Stated goal: An exact reproduction of the records is required, with all images left out.

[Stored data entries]

————

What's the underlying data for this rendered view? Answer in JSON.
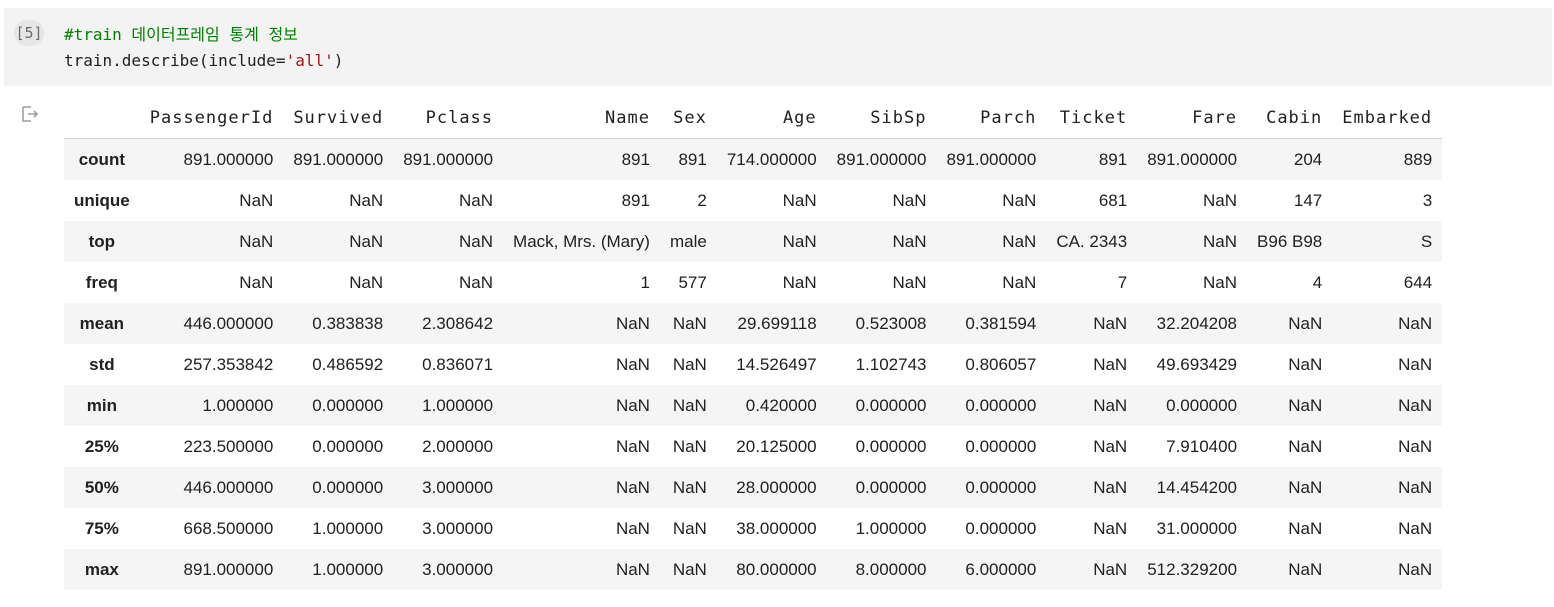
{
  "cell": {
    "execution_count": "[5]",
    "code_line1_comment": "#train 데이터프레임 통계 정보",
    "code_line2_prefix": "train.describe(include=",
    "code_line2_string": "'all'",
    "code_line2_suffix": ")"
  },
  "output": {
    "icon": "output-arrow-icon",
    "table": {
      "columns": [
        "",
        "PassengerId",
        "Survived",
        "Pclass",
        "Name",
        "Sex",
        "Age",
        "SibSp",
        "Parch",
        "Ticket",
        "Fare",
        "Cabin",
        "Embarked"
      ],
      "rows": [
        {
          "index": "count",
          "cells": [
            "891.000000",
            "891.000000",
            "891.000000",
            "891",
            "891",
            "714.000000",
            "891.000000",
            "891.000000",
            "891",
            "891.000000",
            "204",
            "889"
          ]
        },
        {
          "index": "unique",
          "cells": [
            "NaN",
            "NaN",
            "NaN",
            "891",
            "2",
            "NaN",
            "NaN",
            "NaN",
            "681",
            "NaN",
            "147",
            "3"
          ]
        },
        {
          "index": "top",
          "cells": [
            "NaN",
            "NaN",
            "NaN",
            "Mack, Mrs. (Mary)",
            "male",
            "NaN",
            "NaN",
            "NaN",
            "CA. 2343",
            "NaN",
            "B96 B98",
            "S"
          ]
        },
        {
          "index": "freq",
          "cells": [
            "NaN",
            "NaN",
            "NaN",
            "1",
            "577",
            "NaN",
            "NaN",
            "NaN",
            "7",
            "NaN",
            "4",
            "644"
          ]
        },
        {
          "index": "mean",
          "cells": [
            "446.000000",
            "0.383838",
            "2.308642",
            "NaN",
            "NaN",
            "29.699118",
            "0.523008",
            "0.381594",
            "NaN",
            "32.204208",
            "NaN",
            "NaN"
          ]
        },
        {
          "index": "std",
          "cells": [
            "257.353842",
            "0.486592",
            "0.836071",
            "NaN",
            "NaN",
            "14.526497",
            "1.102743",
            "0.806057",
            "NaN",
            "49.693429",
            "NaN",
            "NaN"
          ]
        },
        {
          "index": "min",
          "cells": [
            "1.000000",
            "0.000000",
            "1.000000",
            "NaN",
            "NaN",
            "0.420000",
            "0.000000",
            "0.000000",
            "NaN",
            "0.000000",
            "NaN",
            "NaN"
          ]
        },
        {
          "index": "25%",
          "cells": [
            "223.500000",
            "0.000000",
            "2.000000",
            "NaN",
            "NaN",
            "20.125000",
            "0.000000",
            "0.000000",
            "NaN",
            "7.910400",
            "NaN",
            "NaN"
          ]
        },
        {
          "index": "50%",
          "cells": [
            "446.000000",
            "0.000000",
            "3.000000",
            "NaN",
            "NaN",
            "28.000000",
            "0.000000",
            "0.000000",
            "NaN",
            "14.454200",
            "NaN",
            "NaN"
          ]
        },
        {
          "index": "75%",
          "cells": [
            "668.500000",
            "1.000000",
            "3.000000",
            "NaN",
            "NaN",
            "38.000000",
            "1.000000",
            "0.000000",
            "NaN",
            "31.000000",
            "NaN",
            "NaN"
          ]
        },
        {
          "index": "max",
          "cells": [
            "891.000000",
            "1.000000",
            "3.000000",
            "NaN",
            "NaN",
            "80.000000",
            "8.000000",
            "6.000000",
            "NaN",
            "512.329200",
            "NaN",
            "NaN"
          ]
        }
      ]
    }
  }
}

————

Full response:
What's the underlying data for this rendered view? Answer in JSON.
{
  "cell": {
    "execution_count": "[5]",
    "code_line1_comment": "#train 데이터프레임 통계 정보",
    "code_line2_prefix": "train.describe(include=",
    "code_line2_string": "'all'",
    "code_line2_suffix": ")"
  },
  "output": {
    "icon": "output-arrow-icon",
    "table": {
      "columns": [
        "",
        "PassengerId",
        "Survived",
        "Pclass",
        "Name",
        "Sex",
        "Age",
        "SibSp",
        "Parch",
        "Ticket",
        "Fare",
        "Cabin",
        "Embarked"
      ],
      "rows": [
        {
          "index": "count",
          "cells": [
            "891.000000",
            "891.000000",
            "891.000000",
            "891",
            "891",
            "714.000000",
            "891.000000",
            "891.000000",
            "891",
            "891.000000",
            "204",
            "889"
          ]
        },
        {
          "index": "unique",
          "cells": [
            "NaN",
            "NaN",
            "NaN",
            "891",
            "2",
            "NaN",
            "NaN",
            "NaN",
            "681",
            "NaN",
            "147",
            "3"
          ]
        },
        {
          "index": "top",
          "cells": [
            "NaN",
            "NaN",
            "NaN",
            "Mack, Mrs. (Mary)",
            "male",
            "NaN",
            "NaN",
            "NaN",
            "CA. 2343",
            "NaN",
            "B96 B98",
            "S"
          ]
        },
        {
          "index": "freq",
          "cells": [
            "NaN",
            "NaN",
            "NaN",
            "1",
            "577",
            "NaN",
            "NaN",
            "NaN",
            "7",
            "NaN",
            "4",
            "644"
          ]
        },
        {
          "index": "mean",
          "cells": [
            "446.000000",
            "0.383838",
            "2.308642",
            "NaN",
            "NaN",
            "29.699118",
            "0.523008",
            "0.381594",
            "NaN",
            "32.204208",
            "NaN",
            "NaN"
          ]
        },
        {
          "index": "std",
          "cells": [
            "257.353842",
            "0.486592",
            "0.836071",
            "NaN",
            "NaN",
            "14.526497",
            "1.102743",
            "0.806057",
            "NaN",
            "49.693429",
            "NaN",
            "NaN"
          ]
        },
        {
          "index": "min",
          "cells": [
            "1.000000",
            "0.000000",
            "1.000000",
            "NaN",
            "NaN",
            "0.420000",
            "0.000000",
            "0.000000",
            "NaN",
            "0.000000",
            "NaN",
            "NaN"
          ]
        },
        {
          "index": "25%",
          "cells": [
            "223.500000",
            "0.000000",
            "2.000000",
            "NaN",
            "NaN",
            "20.125000",
            "0.000000",
            "0.000000",
            "NaN",
            "7.910400",
            "NaN",
            "NaN"
          ]
        },
        {
          "index": "50%",
          "cells": [
            "446.000000",
            "0.000000",
            "3.000000",
            "NaN",
            "NaN",
            "28.000000",
            "0.000000",
            "0.000000",
            "NaN",
            "14.454200",
            "NaN",
            "NaN"
          ]
        },
        {
          "index": "75%",
          "cells": [
            "668.500000",
            "1.000000",
            "3.000000",
            "NaN",
            "NaN",
            "38.000000",
            "1.000000",
            "0.000000",
            "NaN",
            "31.000000",
            "NaN",
            "NaN"
          ]
        },
        {
          "index": "max",
          "cells": [
            "891.000000",
            "1.000000",
            "3.000000",
            "NaN",
            "NaN",
            "80.000000",
            "8.000000",
            "6.000000",
            "NaN",
            "512.329200",
            "NaN",
            "NaN"
          ]
        }
      ]
    }
  }
}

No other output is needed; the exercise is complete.